-- Your task --
Pull out every line below containing the word "Consumption".

-- Data for this task --
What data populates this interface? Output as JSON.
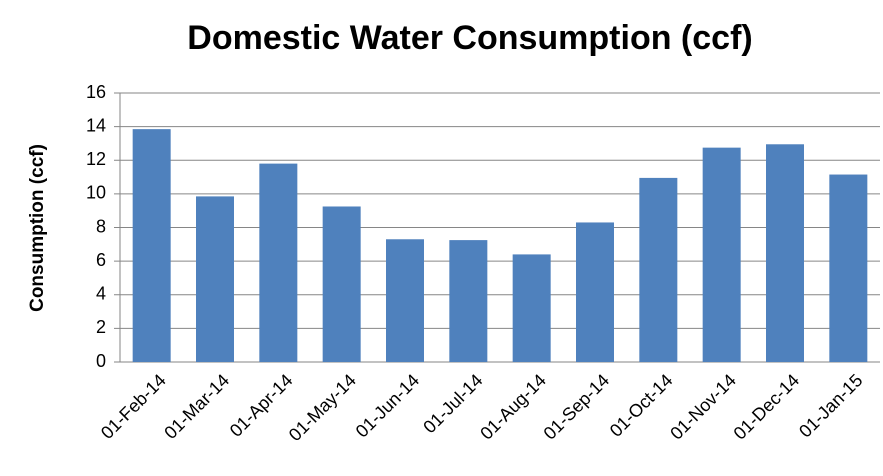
{
  "chart_data": {
    "type": "bar",
    "title": "Domestic Water Consumption (ccf)",
    "y_label": "Consumption (ccf)",
    "categories": [
      "01-Feb-14",
      "01-Mar-14",
      "01-Apr-14",
      "01-May-14",
      "01-Jun-14",
      "01-Jul-14",
      "01-Aug-14",
      "01-Sep-14",
      "01-Oct-14",
      "01-Nov-14",
      "01-Dec-14",
      "01-Jan-15"
    ],
    "values": [
      13.85,
      9.85,
      11.8,
      9.25,
      7.3,
      7.25,
      6.4,
      8.3,
      10.95,
      12.75,
      12.95,
      11.15
    ],
    "color": "#4f81bd",
    "ylim": [
      0,
      16
    ],
    "yticks": [
      0,
      2,
      4,
      6,
      8,
      10,
      12,
      14,
      16
    ],
    "grid": true
  }
}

-- Completed exercise --
    "title": "Domestic Water Consumption (ccf)",
    "y_label": "Consumption (ccf)",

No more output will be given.